begin Supplied data
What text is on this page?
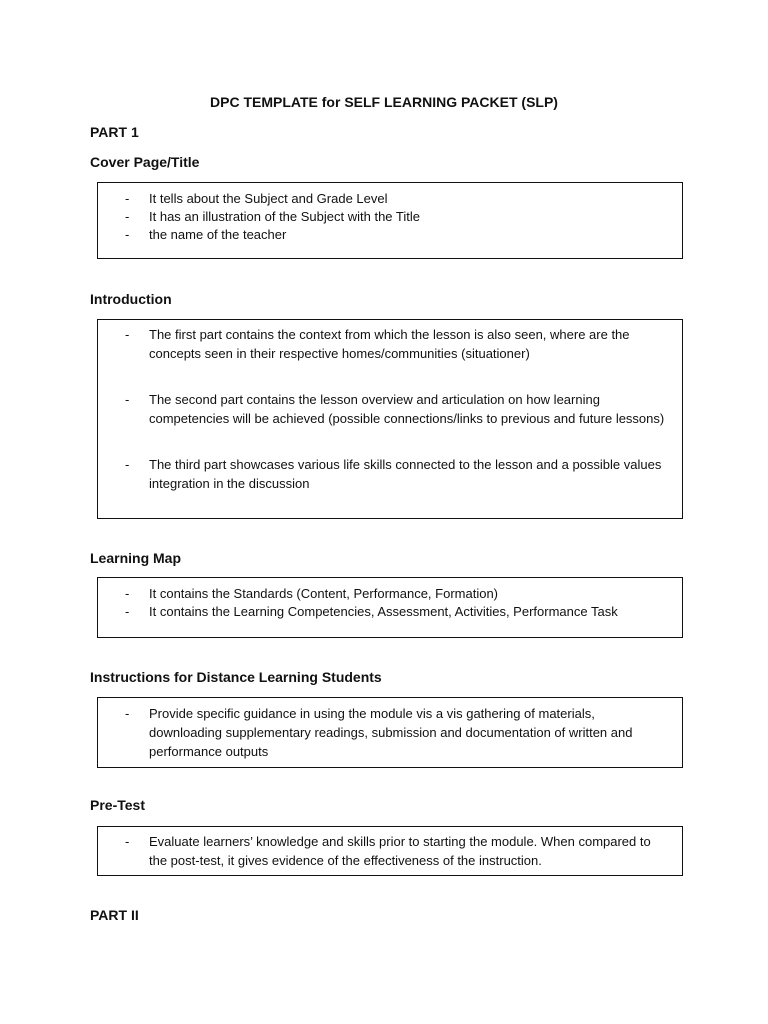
DPC TEMPLATE for SELF LEARNING PACKET (SLP)
PART 1
Cover Page/Title
- It tells about the Subject and Grade Level
- It has an illustration of the Subject with the Title
- the name of the teacher
Introduction
- The first part contains the context from which the lesson is also seen, where are the concepts seen in their respective homes/communities (situationer)
- The second part contains the lesson overview and articulation on how learning competencies will be achieved (possible connections/links to previous and future lessons)
- The third part showcases various life skills connected to the lesson and a possible values integration in the discussion
Learning Map
- It contains the Standards (Content, Performance, Formation)
- It contains the Learning Competencies, Assessment, Activities, Performance Task
Instructions for Distance Learning Students
- Provide specific guidance in using the module vis a vis gathering of materials, downloading supplementary readings, submission and documentation of written and performance outputs
Pre-Test
- Evaluate learners’ knowledge and skills prior to starting the module. When compared to the post-test, it gives evidence of the effectiveness of the instruction.
PART II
end Supplied data
• Your task:
State how many lines include the string "skills". Give no other information.

• Solution to the exercise:
2